=== RECORD EXCERPTS ===
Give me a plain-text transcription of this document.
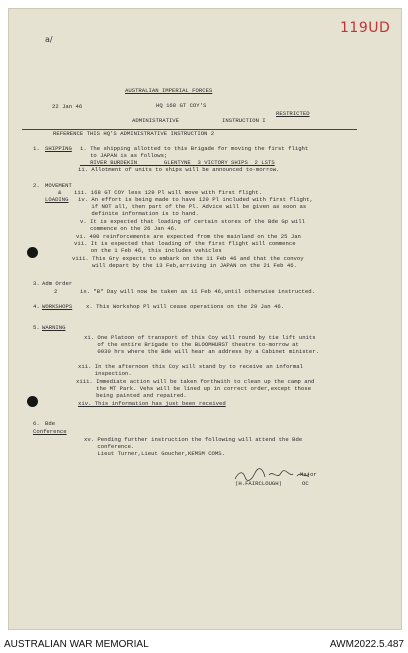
119UD
a/
AUSTRALIAN IMPERIAL FORCES
HQ 168 GT COY'S
22 Jan 46
RESTRICTED
ADMINISTRATIVE	INSTRUCTION I
REFERENCE THIS HQ'S ADMINISTRATIVE INSTRUCTION 2
1. SHIPPING i. The shipping allotted to this Brigade for moving the first flight
to JAPAN is as follows;
RIVER BURDEKIN        GLENTYNE  3 VICTORY SHIPS  2 LSTS
ii. Allotment of units to ships will be announced to-morrow.
2. MOVEMENT
&
LOADING
iii. 168 GT COY less 129 Pl will move with first flight.
iv. An effort is being made to have 129 Pl included with first flight,
if NOT all, then part of the Pl. Advice will be given as soon as
definite information is to hand.
v. It is expected that loading of certain stores of the Bde Gp will
commence on the 26 Jan 46.
vi. 400 reinforcements are expected from the mainland on the 25 Jan
vii. It is expected that loading of the first flight will commence
on the 1 Feb 46, this includes vehicles
viii. This Gry expects to embark on the 11 Feb 46 and that the convoy
will depart by the 13 Feb,arriving in JAPAN on the 21 Feb 46.
3. Adm Order
2	ix. "B" Day will now be taken as 11 Feb 46,until otherwise instructed.
4. WORKSHOPS x. This Workshop Pl will cease operations on the 29 Jan 46.
5. WARNING
xi. One Platoon of transport of this Coy will round by tie lift units
of the entire Brigade to the BLOOMHURST theatre to-morrow at
0930 hrs where the Bde will hear an address by a Cabinet minister.
xii. In the afternoon this Coy will stand by to receive an informal
inspection.
xiii. Immediate action will be taken forthwith to clean up the camp and
the MT Park. Vehs will be lined up in correct order,except those
being painted and repaired.
xiv. This information has just been received
6. Bde
Conference
xv. Pending further instruction the following will attend the Bde
conference.
Lieut Turner,Lieut Goucher,KEMSM COMS.
Major
(H.FAIRCLOUGH)	OC
AUSTRALIAN WAR MEMORIAL	AWM2022.5.487
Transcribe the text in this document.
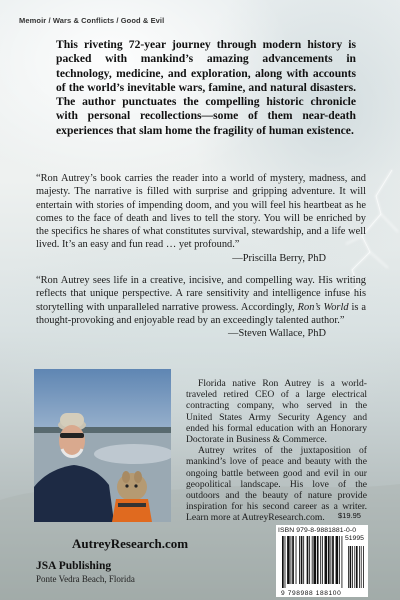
Memoir / Wars & Conflicts / Good & Evil

This riveting 72-year journey through modern history is packed with mankind’s amazing advancements in technology, medicine, and exploration, along with accounts of the world’s inevitable wars, famine, and natural disasters. The author punctuates the compelling historic chronicle with personal recollections—some of them near-death experiences that slam home the fragility of human existence.

“Ron Autrey’s book carries the reader into a world of mystery, madness, and majesty. The narrative is filled with surprise and gripping adventure. It will entertain with stories of impending doom, and you will feel his heartbeat as he comes to the face of death and lives to tell the story. You will be enriched by the specifics he shares of what constitutes survival, stewardship, and a life well lived. It’s an easy and fun read … yet profound.”

—Priscilla Berry, PhD

“Ron Autrey sees life in a creative, incisive, and compelling way. His writing reflects that unique perspective. A rare sensitivity and intelligence infuse his storytelling with unparalleled narrative prowess. Accordingly, Ron’s World is a thought-provoking and enjoyable read by an exceedingly talented author.”

—Steven Wallace, PhD

Florida native Ron Autrey is a world-traveled retired CEO of a large electrical contracting company, who served in the United States Army Security Agency and ended his formal education with an Honorary Doctorate in Business & Commerce.

Autrey writes of the juxtaposition of mankind’s love of peace and beauty with the ongoing battle between good and evil in our geopolitical landscape. His love of the outdoors and the beauty of nature provide inspiration for his second career as a writer. Learn more at AutreyResearch.com.

AutreyResearch.com
JSA Publishing
Ponte Vedra Beach, Florida
$19.95
ISBN 979-8-9881881-0-0
51995
9 798988 188100
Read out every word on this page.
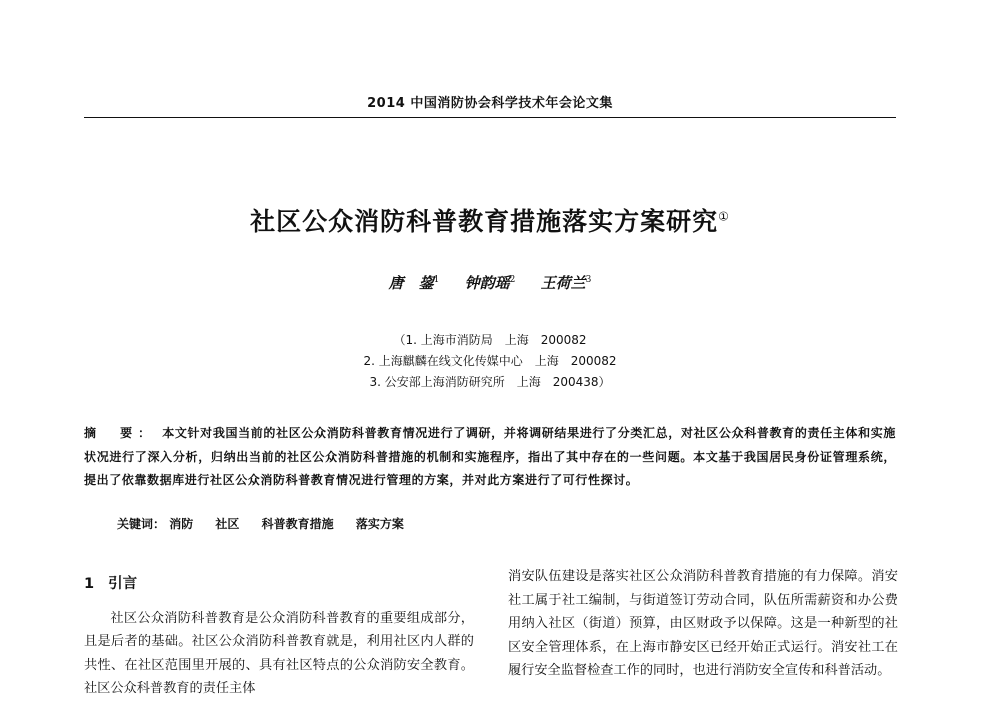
2014 中国消防协会科学技术年会论文集
社区公众消防科普教育措施落实方案研究①
唐　鋆$^1$ 钟韵瑶$^2$ 王荷兰$^3$
（1. 上海市消防局　上海　200082
2. 上海麒麟在线文化传媒中心　上海　200082
3. 公安部上海消防研究所　上海　200438）
摘　要： 本文针对我国当前的社区公众消防科普教育情况进行了调研，并将调研结果进行了分类汇总，对社区公众科普教育的责任主体和实施状况进行了深入分析，归纳出当前的社区公众消防科普措施的机制和实施程序，指出了其中存在的一些问题。本文基于我国居民身份证管理系统，提出了依靠数据库进行社区公众消防科普教育情况进行管理的方案，并对此方案进行了可行性探讨。
关键词： 消防 社区 科普教育措施 落实方案
1 引言

社区公众消防科普教育是公众消防科普教育的重要组成部分，且是后者的基础。社区公众消防科普教育就是，利用社区内人群的共性、在社区范围里开展的、具有社区特点的公众消防安全教育。社区公众科普教育的责任主体

消安队伍建设是落实社区公众消防科普教育措施的有力保障。消安社工属于社工编制，与街道签订劳动合同，队伍所需薪资和办公费用纳入社区（街道）预算，由区财政予以保障。这是一种新型的社区安全管理体系，在上海市静安区已经开始正式运行。消安社工在履行安全监督检查工作的同时，也进行消防安全宣传和科普活动。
===
WHAT TO WORK ON: Set the pictures aside and transcribe the data above exactly.

WORKED ANSWER:
Give me a plain-text transcription of this document.
119UD
a/
AUSTRALIAN IMPERIAL FORCES
HQ 168 GT COY'S
22 Jan 46
RESTRICTED
ADMINISTRATIVE	INSTRUCTION I
REFERENCE THIS HQ'S ADMINISTRATIVE INSTRUCTION 2
1. SHIPPING i. The shipping allotted to this Brigade for moving the first flight
to JAPAN is as follows;
RIVER BURDEKIN        GLENTYNE  3 VICTORY SHIPS  2 LSTS
ii. Allotment of units to ships will be announced to-morrow.
2. MOVEMENT
&
LOADING
iii. 168 GT COY less 129 Pl will move with first flight.
iv. An effort is being made to have 129 Pl included with first flight,
if NOT all, then part of the Pl. Advice will be given as soon as
definite information is to hand.
v. It is expected that loading of certain stores of the Bde Gp will
commence on the 26 Jan 46.
vi. 400 reinforcements are expected from the mainland on the 25 Jan
vii. It is expected that loading of the first flight will commence
on the 1 Feb 46, this includes vehicles
viii. This Gry expects to embark on the 11 Feb 46 and that the convoy
will depart by the 13 Feb,arriving in JAPAN on the 21 Feb 46.
3. Adm Order
2	ix. "B" Day will now be taken as 11 Feb 46,until otherwise instructed.
4. WORKSHOPS x. This Workshop Pl will cease operations on the 29 Jan 46.
5. WARNING
xi. One Platoon of transport of this Coy will round by tie lift units
of the entire Brigade to the BLOOMHURST theatre to-morrow at
0930 hrs where the Bde will hear an address by a Cabinet minister.
xii. In the afternoon this Coy will stand by to receive an informal
inspection.
xiii. Immediate action will be taken forthwith to clean up the camp and
the MT Park. Vehs will be lined up in correct order,except those
being painted and repaired.
xiv. This information has just been received
6. Bde
Conference
xv. Pending further instruction the following will attend the Bde
conference.
Lieut Turner,Lieut Goucher,KEMSM COMS.
Major
(H.FAIRCLOUGH)	OC
AUSTRALIAN WAR MEMORIAL	AWM2022.5.487
Transcribe the text in this document.
Memoir / Wars & Conflicts / Good & Evil

This riveting 72-year journey through modern history is packed with mankind’s amazing advancements in technology, medicine, and exploration, along with accounts of the world’s inevitable wars, famine, and natural disasters. The author punctuates the compelling historic chronicle with personal recollections—some of them near-death experiences that slam home the fragility of human existence.

“Ron Autrey’s book carries the reader into a world of mystery, madness, and majesty. The narrative is filled with surprise and gripping adventure. It will entertain with stories of impending doom, and you will feel his heartbeat as he comes to the face of death and lives to tell the story. You will be enriched by the specifics he shares of what constitutes survival, stewardship, and a life well lived. It’s an easy and fun read … yet profound.”

—Priscilla Berry, PhD

“Ron Autrey sees life in a creative, incisive, and compelling way. His writing reflects that unique perspective. A rare sensitivity and intelligence infuse his storytelling with unparalleled narrative prowess. Accordingly, Ron’s World is a thought-provoking and enjoyable read by an exceedingly talented author.”

—Steven Wallace, PhD

Florida native Ron Autrey is a world-traveled retired CEO of a large electrical contracting company, who served in the United States Army Security Agency and ended his formal education with an Honorary Doctorate in Business & Commerce.

Autrey writes of the juxtaposition of mankind’s love of peace and beauty with the ongoing battle between good and evil in our geopolitical landscape. His love of the outdoors and the beauty of nature provide inspiration for his second career as a writer. Learn more at AutreyResearch.com.

AutreyResearch.com
JSA Publishing
Ponte Vedra Beach, Florida
$19.95
ISBN 979-8-9881881-0-0
51995
9 798988 188100
Read out every word on this page.
2014 中国消防协会科学技术年会论文集
社区公众消防科普教育措施落实方案研究①
唐　鋆$^1$ 钟韵瑶$^2$ 王荷兰$^3$
（1. 上海市消防局　上海　200082
2. 上海麒麟在线文化传媒中心　上海　200082
3. 公安部上海消防研究所　上海　200438）
摘　要： 本文针对我国当前的社区公众消防科普教育情况进行了调研，并将调研结果进行了分类汇总，对社区公众科普教育的责任主体和实施状况进行了深入分析，归纳出当前的社区公众消防科普措施的机制和实施程序，指出了其中存在的一些问题。本文基于我国居民身份证管理系统，提出了依靠数据库进行社区公众消防科普教育情况进行管理的方案，并对此方案进行了可行性探讨。
关键词： 消防 社区 科普教育措施 落实方案
1 引言

社区公众消防科普教育是公众消防科普教育的重要组成部分，且是后者的基础。社区公众消防科普教育就是，利用社区内人群的共性、在社区范围里开展的、具有社区特点的公众消防安全教育。社区公众科普教育的责任主体

消安队伍建设是落实社区公众消防科普教育措施的有力保障。消安社工属于社工编制，与街道签订劳动合同，队伍所需薪资和办公费用纳入社区（街道）预算，由区财政予以保障。这是一种新型的社区安全管理体系，在上海市静安区已经开始正式运行。消安社工在履行安全监督检查工作的同时，也进行消防安全宣传和科普活动。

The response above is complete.